━━━ Data shown
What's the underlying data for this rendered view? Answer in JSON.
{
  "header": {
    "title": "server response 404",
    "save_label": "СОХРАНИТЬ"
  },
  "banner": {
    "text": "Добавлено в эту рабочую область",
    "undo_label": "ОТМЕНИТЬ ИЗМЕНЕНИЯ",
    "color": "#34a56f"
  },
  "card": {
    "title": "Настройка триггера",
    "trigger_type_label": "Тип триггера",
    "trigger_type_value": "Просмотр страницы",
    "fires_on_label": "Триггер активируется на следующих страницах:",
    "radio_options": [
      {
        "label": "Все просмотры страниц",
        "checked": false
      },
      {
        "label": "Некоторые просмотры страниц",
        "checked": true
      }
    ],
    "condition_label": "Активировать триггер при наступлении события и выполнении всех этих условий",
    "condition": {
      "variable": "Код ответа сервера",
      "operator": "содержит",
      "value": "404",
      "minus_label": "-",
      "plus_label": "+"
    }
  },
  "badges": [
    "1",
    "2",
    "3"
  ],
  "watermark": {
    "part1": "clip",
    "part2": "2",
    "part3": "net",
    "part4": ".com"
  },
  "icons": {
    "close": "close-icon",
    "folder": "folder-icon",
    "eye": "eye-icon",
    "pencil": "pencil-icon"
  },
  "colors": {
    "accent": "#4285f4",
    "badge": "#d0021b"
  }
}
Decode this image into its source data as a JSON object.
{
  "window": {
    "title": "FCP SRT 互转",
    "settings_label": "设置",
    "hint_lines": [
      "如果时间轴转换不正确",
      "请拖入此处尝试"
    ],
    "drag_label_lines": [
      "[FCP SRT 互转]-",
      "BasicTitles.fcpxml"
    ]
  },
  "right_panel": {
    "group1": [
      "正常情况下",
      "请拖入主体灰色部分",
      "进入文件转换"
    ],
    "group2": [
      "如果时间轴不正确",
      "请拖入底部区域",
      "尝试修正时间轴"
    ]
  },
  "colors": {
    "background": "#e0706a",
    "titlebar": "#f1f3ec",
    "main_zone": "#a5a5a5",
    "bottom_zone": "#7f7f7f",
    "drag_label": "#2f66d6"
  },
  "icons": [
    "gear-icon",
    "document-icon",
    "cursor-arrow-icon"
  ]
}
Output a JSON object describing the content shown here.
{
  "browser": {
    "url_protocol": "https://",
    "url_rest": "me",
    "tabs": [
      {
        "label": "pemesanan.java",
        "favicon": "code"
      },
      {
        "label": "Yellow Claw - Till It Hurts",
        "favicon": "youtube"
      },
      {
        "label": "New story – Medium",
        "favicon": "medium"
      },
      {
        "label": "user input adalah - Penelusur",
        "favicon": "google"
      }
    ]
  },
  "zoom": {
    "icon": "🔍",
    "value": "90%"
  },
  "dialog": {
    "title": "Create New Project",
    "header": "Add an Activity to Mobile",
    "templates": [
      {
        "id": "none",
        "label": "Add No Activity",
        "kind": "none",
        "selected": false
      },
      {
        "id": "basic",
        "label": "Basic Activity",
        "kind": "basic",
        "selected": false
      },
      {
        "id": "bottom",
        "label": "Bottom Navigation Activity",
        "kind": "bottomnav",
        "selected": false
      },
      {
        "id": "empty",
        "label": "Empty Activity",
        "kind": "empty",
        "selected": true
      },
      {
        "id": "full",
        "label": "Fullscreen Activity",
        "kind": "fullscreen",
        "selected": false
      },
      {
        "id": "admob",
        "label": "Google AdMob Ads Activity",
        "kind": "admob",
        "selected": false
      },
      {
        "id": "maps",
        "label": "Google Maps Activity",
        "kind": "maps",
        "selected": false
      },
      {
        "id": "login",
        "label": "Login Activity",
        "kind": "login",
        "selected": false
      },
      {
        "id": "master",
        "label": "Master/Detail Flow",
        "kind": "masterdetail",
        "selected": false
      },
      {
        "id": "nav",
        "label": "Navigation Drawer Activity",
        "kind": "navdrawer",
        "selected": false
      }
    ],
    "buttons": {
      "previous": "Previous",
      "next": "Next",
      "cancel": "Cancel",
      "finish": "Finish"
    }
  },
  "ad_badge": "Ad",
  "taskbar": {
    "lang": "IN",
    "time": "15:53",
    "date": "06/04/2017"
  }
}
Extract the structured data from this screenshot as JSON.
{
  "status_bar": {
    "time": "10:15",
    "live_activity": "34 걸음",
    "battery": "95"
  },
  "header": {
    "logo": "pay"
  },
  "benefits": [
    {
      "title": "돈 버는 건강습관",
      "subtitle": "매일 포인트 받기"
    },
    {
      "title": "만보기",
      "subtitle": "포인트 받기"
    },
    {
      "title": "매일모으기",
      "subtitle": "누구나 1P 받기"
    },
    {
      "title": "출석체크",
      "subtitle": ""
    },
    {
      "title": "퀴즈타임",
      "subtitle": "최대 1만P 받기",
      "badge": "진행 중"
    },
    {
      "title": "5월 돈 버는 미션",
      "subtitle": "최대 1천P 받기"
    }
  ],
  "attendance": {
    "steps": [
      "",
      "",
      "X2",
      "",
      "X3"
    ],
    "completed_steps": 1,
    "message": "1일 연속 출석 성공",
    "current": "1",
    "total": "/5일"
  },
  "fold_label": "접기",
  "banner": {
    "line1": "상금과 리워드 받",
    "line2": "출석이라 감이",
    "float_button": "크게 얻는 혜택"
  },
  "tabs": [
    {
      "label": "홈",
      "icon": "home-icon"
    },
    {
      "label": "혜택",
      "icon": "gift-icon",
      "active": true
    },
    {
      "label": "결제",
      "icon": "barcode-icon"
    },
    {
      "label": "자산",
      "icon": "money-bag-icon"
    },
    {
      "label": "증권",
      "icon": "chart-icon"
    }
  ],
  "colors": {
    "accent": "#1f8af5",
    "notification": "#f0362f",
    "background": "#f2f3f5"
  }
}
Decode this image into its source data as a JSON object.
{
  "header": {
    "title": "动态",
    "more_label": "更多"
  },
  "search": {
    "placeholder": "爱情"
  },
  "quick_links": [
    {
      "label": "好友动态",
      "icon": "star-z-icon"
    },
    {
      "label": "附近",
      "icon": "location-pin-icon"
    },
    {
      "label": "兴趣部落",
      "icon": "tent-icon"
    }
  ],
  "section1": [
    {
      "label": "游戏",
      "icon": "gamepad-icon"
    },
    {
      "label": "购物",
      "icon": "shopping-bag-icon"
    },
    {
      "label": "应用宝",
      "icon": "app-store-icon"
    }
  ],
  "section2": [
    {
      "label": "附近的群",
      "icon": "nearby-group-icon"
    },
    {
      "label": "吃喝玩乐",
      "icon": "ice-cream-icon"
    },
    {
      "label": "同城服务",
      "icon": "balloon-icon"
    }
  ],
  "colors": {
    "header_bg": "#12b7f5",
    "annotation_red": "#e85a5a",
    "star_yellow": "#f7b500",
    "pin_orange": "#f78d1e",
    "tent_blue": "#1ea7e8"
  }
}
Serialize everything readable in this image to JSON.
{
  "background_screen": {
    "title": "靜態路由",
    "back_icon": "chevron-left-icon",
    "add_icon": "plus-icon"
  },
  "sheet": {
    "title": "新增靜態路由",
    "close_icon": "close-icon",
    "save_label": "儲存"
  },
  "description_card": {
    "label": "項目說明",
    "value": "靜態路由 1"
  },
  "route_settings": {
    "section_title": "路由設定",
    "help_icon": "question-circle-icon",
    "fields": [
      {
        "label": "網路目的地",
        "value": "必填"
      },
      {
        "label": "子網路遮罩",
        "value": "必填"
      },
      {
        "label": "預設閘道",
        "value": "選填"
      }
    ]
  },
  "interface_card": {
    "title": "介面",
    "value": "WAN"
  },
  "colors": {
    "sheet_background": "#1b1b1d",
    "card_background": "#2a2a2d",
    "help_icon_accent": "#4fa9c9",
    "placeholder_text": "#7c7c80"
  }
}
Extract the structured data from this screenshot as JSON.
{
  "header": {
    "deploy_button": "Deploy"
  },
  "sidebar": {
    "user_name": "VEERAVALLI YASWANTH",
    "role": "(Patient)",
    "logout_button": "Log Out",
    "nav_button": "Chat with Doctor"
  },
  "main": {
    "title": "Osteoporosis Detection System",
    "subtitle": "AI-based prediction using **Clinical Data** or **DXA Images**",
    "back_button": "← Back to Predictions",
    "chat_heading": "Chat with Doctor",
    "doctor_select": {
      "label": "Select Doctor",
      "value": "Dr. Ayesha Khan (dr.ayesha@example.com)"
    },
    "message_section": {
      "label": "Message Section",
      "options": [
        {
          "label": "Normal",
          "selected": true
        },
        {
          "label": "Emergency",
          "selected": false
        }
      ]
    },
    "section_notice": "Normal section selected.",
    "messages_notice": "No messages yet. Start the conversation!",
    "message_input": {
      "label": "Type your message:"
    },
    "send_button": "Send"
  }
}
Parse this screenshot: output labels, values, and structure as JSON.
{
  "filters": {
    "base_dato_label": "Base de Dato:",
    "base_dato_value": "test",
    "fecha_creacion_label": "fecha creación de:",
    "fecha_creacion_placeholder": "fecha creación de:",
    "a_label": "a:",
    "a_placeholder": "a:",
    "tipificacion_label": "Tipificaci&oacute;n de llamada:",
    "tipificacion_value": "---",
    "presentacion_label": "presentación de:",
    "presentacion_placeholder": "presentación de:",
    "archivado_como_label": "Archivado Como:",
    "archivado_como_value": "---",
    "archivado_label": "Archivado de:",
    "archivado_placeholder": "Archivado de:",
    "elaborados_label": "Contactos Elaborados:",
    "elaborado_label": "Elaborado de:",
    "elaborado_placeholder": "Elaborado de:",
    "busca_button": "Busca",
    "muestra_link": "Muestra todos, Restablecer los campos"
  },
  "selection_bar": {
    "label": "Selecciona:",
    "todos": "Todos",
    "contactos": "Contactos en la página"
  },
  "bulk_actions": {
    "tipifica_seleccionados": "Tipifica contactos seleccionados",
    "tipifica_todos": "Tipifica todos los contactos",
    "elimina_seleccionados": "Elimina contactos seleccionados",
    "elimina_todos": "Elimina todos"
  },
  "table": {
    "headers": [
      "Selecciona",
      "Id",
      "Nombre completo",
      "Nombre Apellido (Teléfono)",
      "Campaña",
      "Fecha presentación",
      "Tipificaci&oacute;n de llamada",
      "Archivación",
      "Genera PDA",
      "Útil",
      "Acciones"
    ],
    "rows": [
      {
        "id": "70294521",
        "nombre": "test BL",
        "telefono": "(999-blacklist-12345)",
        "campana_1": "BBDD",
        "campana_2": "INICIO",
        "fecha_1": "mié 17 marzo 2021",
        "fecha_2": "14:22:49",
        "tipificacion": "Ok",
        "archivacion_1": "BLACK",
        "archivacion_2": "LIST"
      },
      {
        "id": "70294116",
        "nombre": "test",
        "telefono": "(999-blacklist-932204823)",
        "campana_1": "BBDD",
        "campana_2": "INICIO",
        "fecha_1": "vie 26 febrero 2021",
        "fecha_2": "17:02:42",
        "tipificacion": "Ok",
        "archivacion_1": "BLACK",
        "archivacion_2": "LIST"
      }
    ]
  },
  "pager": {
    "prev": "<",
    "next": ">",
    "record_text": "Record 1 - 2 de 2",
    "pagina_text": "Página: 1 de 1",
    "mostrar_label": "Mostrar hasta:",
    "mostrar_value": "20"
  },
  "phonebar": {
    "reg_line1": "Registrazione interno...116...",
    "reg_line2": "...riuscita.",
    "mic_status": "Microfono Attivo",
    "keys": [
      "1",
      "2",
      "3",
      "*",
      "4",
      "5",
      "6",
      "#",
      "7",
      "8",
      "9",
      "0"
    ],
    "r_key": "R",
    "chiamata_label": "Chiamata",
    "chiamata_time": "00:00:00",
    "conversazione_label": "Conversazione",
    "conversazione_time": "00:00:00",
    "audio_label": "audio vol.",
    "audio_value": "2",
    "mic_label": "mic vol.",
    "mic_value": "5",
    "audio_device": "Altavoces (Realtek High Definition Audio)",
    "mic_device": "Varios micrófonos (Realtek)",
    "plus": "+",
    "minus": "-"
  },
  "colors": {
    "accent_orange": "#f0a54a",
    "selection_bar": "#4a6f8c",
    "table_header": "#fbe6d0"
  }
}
━━━━━━
## Set task
Return from the data every line that holds "JSON".

## Expected output
What's the underlying data for this rendered view? Answer in JSON.
Decode this image into its source data as a JSON object.
Output a JSON object describing the content shown here.
Extract the structured data from this screenshot as JSON.
Decode this image into its source data as a JSON object.
Serialize everything readable in this image to JSON.
Extract the structured data from this screenshot as JSON.
Parse this screenshot: output labels, values, and structure as JSON.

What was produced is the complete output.